◆ Entries provided ◆
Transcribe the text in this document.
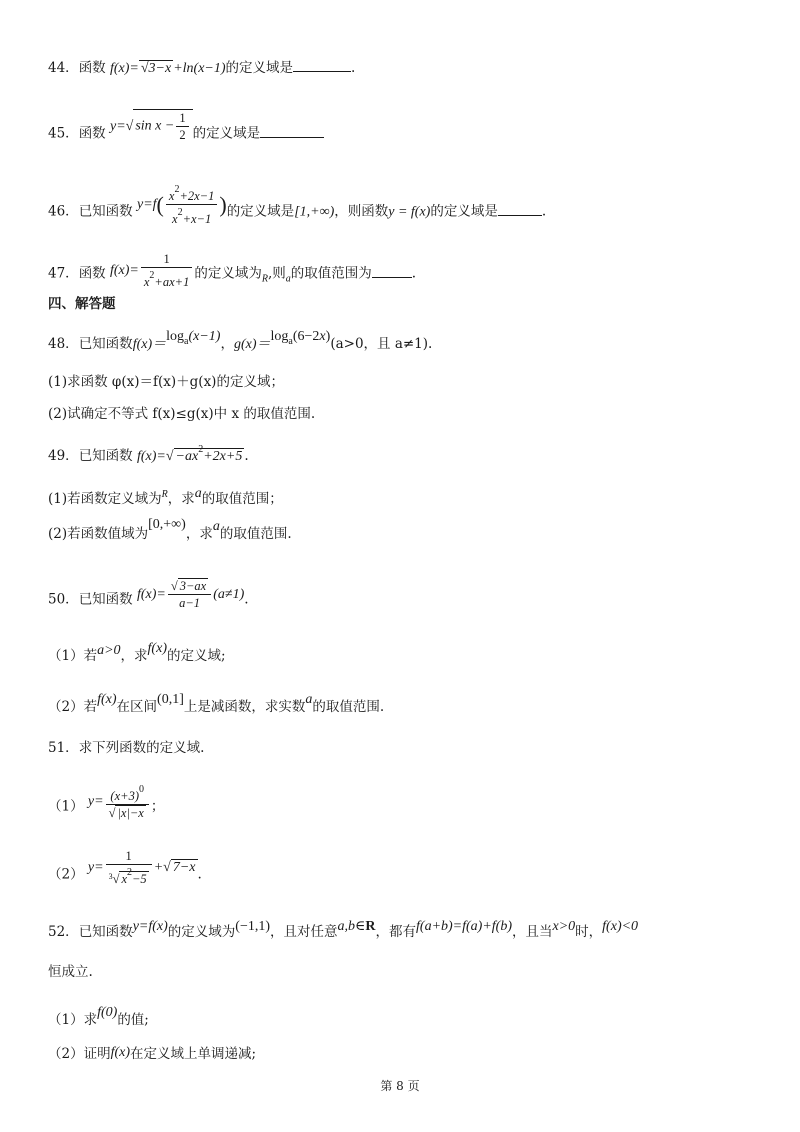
44．函数 f(x)= √3−x +ln(x−1)的定义域是	.
45．函数 y=√ $\sin x - \frac{1}{2}$ 的定义域是
46．已知函数 $y=f( \frac{x^2+2x-1}{x^2+x-1}$ )的定义域是[1,+∞)，则函数y = f(x)的定义域是	.
47．函数 $f(x)= \frac{1}{x^2+ax+1}$ 的定义域为$_R$,则$_a$的取值范围为	.
四、解答题
48．已知函数$f(x)=\log_a(x-1)$，$g(x)=\log_a(6-2x)(a>0$，且 a≠1).
(1)求函数 φ(x)＝f(x)＋g(x)的定义域；
(2)试确定不等式 f(x)≤g(x)中 x 的取值范围.
49．已知函数 $f(x)=√ -ax^2+2x+5$ .
(1)若函数定义域为$^R$，求a的取值范围；
(2)若函数值域为[0,+∞)，求a的取值范围.
50．已知函数 $f(x)= \frac{√ 3-ax}{a-1} (a\ne 1)$.
（1）若a>0，求f(x)的定义域;
（2）若f(x)在区间(0,1]上是减函数，求实数a的取值范围.
51．求下列函数的定义域.
（1） $y= \frac{(x+3)^0}{√ |x|-x}$ ；
（2） $y= \frac{1}{^3√ x^2-5}$ +√ 7−x .
52．已知函数y=f(x)的定义域为(−1,1)，且对任意a,b∈R，都有f(a+b)=f(a)+f(b)，且当x>0时，f(x)<0
恒成立.
（1）求f(0)的值;
（2）证明f(x)在定义域上单调递减;
第 8 页
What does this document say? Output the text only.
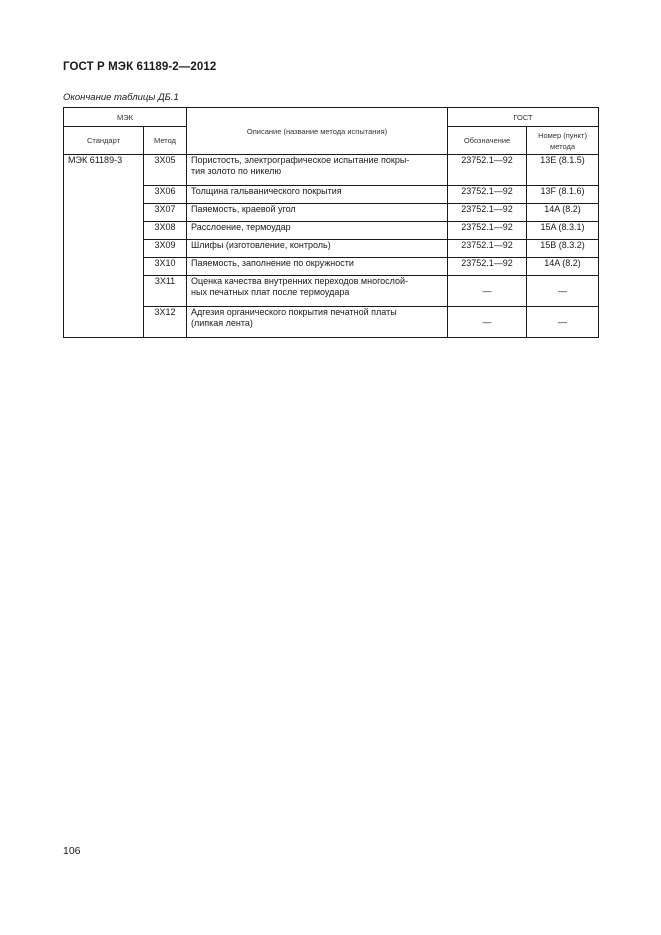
ГОСТ Р МЭК 61189-2—2012
Окончание таблицы ДБ.1
МЭК		Описание (название метода испытания)	ГОСТ	
Стандарт	Метод		Обозначение	Номер (пункт)
метода
МЭК 61189-3	3X05	Пористость, электрографическое испытание покры-
тия золото по никелю	23752.1—92	13E (8.1.5)
	3X06	Толщина гальванического покрытия	23752.1—92	13F (8.1.6)
	3X07	Паяемость, краевой угол	23752.1—92	14A (8.2)
	3X08	Расслоение, термоудар	23752.1—92	15A (8.3.1)
	3X09	Шлифы (изготовление, контроль)	23752.1—92	15B (8.3.2)
	3X10	Паяемость, заполнение по окружности	23752.1—92	14A (8.2)
	3X11	Оценка качества внутренних переходов многослой-
ных печатных плат после термоудара	—	—
	3X12	Адгезия органического покрытия печатной платы
(липкая лента)	—	—
106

◆ Given problem ◆
Give only the number of lines in the data that hold the string "的定义域是".

◆ Response for this exercise ◆
3